## AIM OF THE EXERCISE
Look through the entries below and count the lines with the word "отчета" in them; give only the number.
----- DATASET EXTRACT
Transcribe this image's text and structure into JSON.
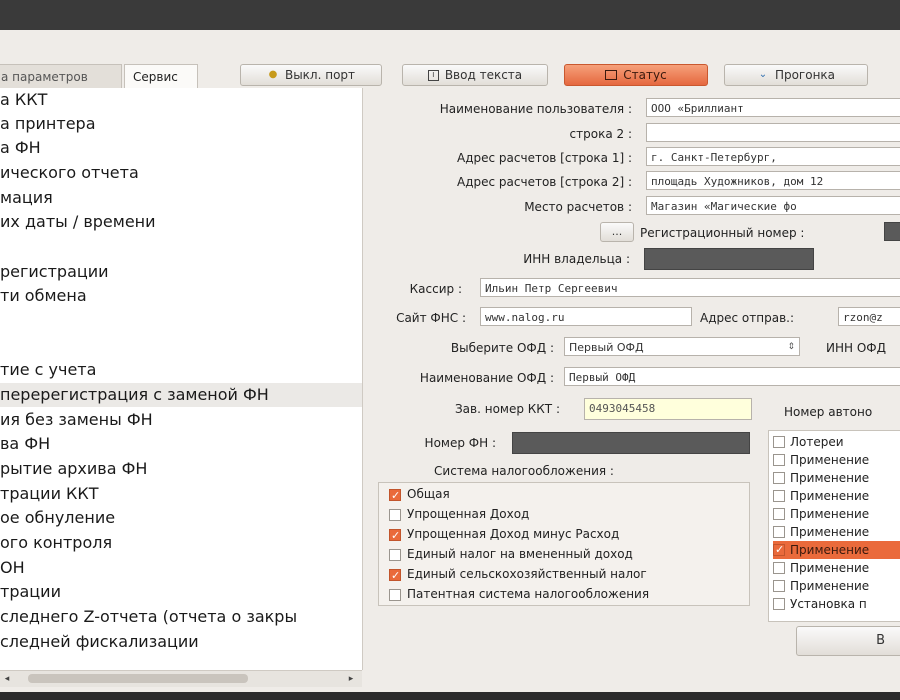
{
  "tabs": [
    "а параметров",
    "Сервис"
  ],
  "toolbar": {
    "port_button": "Выкл. порт",
    "text_button": "Ввод текста",
    "status_button": "Статус",
    "progon_button": "Прогонка"
  },
  "left_list": [
    "а ККТ",
    "а принтера",
    "а ФН",
    "ического отчета",
    "мация",
    "их даты / времени",
    "",
    "регистрации",
    "ти обмена",
    "",
    "",
    "",
    "тие с учета",
    "перерегистрация с заменой ФН",
    "ия без замены ФН",
    "ва ФН",
    "рытие архива ФН",
    "трации ККТ",
    "ое обнуление",
    "ого контроля",
    "ОН",
    "трации",
    "следнего Z-отчета (отчета о закры",
    "следней фискализации"
  ],
  "form": {
    "user_name_label": "Наименование пользователя :",
    "user_name_value": "ООО «Бриллиант",
    "line2_label": "строка 2 :",
    "line2_value": "",
    "addr1_label": "Адрес расчетов [строка 1] :",
    "addr1_value": "г. Санкт-Петербург,",
    "addr2_label": "Адрес расчетов [строка 2] :",
    "addr2_value": "площадь Художников, дом 12",
    "place_label": "Место расчетов :",
    "place_value": "Магазин «Магические фо",
    "small_button": "...",
    "reg_number_label": "Регистрационный номер :",
    "inn_owner_label": "ИНН владельца :",
    "cashier_label": "Кассир :",
    "cashier_value": "Ильин Петр Сергеевич",
    "fns_site_label": "Сайт ФНС :",
    "fns_site_value": "www.nalog.ru",
    "sender_addr_label": "Адрес отправ.:",
    "sender_addr_value": "rzon@z",
    "ofd_select_label": "Выберите ОФД :",
    "ofd_select_value": "Первый ОФД",
    "inn_ofd_label": "ИНН ОФД",
    "ofd_name_label": "Наименование ОФД :",
    "ofd_name_value": "Первый ОФД",
    "kkt_serial_label": "Зав. номер ККТ :",
    "kkt_serial_value": "0493045458",
    "fn_number_label": "Номер ФН :",
    "tax_system_label": "Система налогообложения :"
  },
  "tax_systems": [
    {
      "label": "Общая",
      "checked": true
    },
    {
      "label": "Упрощенная Доход",
      "checked": false
    },
    {
      "label": "Упрощенная Доход минус Расход",
      "checked": true
    },
    {
      "label": "Единый налог на вмененный доход",
      "checked": false
    },
    {
      "label": "Единый сельскохозяйственный налог",
      "checked": true
    },
    {
      "label": "Патентная система налогообложения",
      "checked": false
    }
  ],
  "autonomous": {
    "header": "Номер автоно",
    "items": [
      {
        "label": "Лотереи",
        "checked": false
      },
      {
        "label": "Применение",
        "checked": false
      },
      {
        "label": "Применение",
        "checked": false
      },
      {
        "label": "Применение",
        "checked": false
      },
      {
        "label": "Применение",
        "checked": false
      },
      {
        "label": "Применение",
        "checked": false
      },
      {
        "label": "Применение",
        "checked": true
      },
      {
        "label": "Применение",
        "checked": false
      },
      {
        "label": "Применение",
        "checked": false
      },
      {
        "label": "Установка п",
        "checked": false
      }
    ]
  },
  "bottom_button": "В",
  "colors": {
    "accent": "#ea6a3b",
    "frame": "#efece8",
    "titlebar": "#3a3a3a"
  }
}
----------
## ANSWER BELOW
2